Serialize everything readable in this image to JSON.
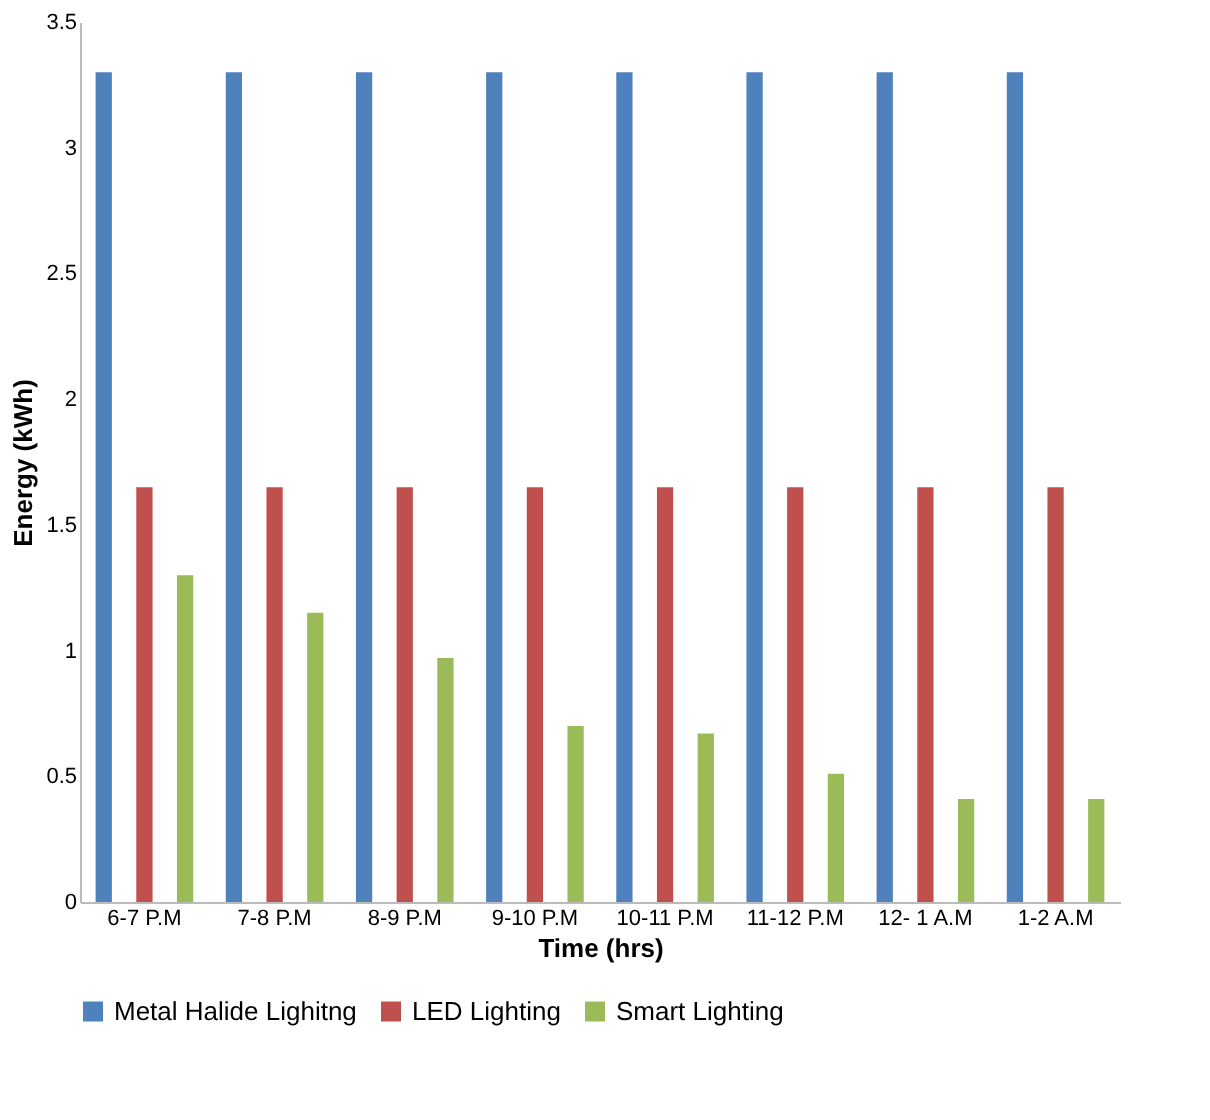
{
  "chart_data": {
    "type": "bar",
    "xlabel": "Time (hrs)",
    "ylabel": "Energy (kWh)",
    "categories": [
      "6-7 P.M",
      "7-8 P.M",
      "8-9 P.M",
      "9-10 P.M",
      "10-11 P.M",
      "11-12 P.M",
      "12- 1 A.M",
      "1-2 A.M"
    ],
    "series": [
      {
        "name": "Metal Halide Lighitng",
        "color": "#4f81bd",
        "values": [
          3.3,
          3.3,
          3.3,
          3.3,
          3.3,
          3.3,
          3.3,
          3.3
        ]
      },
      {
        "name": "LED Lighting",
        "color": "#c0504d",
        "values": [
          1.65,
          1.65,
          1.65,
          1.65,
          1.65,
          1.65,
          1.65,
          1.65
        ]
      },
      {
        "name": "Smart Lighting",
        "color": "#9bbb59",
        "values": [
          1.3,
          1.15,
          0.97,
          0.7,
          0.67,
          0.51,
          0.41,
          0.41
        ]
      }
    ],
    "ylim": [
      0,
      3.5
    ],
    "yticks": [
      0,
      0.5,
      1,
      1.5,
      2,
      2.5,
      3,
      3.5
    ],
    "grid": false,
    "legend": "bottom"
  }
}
★ ★ ★ ★ ★ ★ ★
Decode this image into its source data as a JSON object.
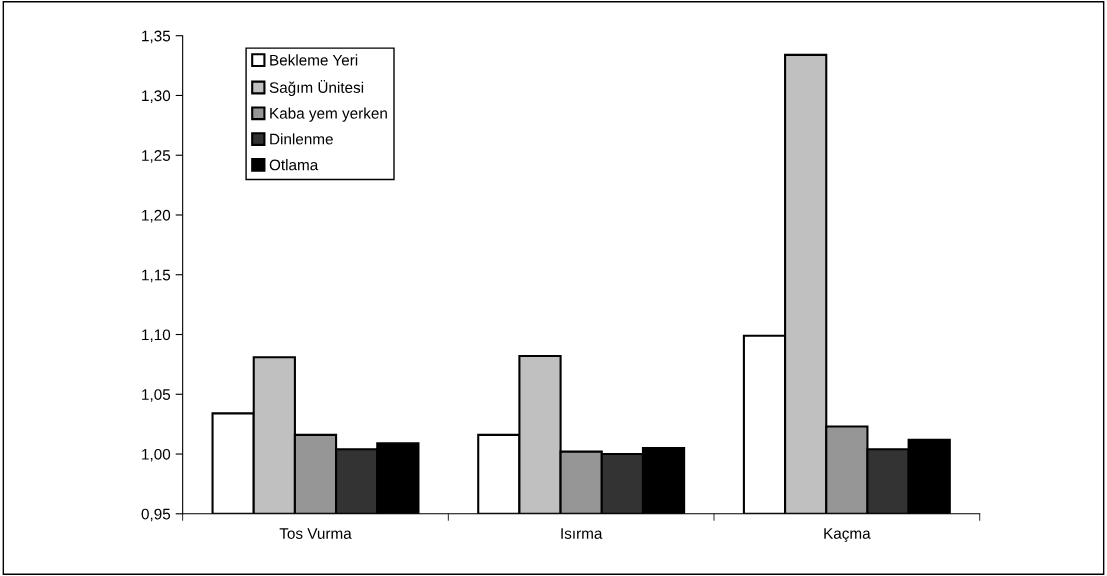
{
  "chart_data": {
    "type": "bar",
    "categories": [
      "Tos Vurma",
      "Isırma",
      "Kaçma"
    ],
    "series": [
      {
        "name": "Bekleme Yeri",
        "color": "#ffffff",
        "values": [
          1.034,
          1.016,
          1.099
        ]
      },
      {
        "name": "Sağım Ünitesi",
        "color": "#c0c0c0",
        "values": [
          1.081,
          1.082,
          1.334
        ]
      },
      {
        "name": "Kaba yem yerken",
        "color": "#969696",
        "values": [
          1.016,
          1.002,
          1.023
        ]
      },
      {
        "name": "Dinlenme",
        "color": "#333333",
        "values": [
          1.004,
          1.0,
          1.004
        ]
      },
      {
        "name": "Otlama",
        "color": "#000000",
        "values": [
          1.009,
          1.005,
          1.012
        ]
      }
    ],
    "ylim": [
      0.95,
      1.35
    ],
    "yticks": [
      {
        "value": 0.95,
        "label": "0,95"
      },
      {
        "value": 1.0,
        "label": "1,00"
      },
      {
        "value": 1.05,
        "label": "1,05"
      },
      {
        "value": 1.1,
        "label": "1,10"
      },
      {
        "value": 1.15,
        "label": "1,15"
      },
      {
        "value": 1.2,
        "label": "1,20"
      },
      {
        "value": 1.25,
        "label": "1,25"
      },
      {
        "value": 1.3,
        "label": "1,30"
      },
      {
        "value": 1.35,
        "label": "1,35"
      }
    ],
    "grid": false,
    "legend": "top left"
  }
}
★ ★ ★ ★ ★ ★ ★
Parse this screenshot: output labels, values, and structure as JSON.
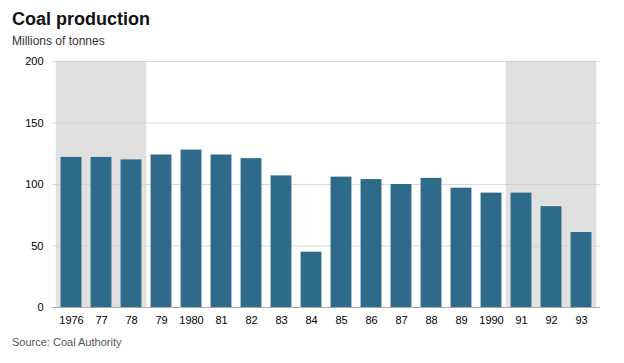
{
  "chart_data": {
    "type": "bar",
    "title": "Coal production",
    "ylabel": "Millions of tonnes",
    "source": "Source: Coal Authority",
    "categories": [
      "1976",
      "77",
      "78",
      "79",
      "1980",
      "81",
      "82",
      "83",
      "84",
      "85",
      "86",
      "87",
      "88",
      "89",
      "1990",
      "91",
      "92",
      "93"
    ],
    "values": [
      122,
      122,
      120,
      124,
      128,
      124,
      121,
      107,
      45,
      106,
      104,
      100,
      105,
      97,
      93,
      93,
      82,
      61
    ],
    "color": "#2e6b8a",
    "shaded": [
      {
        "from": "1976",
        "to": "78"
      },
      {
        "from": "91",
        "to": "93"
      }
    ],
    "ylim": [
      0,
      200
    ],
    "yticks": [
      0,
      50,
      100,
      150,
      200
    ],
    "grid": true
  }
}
★ ★ ★ ★ ★ ★ ★
§ **Instruction**: Go through the data and count each line that has the word "Coal", then give the total alone.

§ **Response below**: 2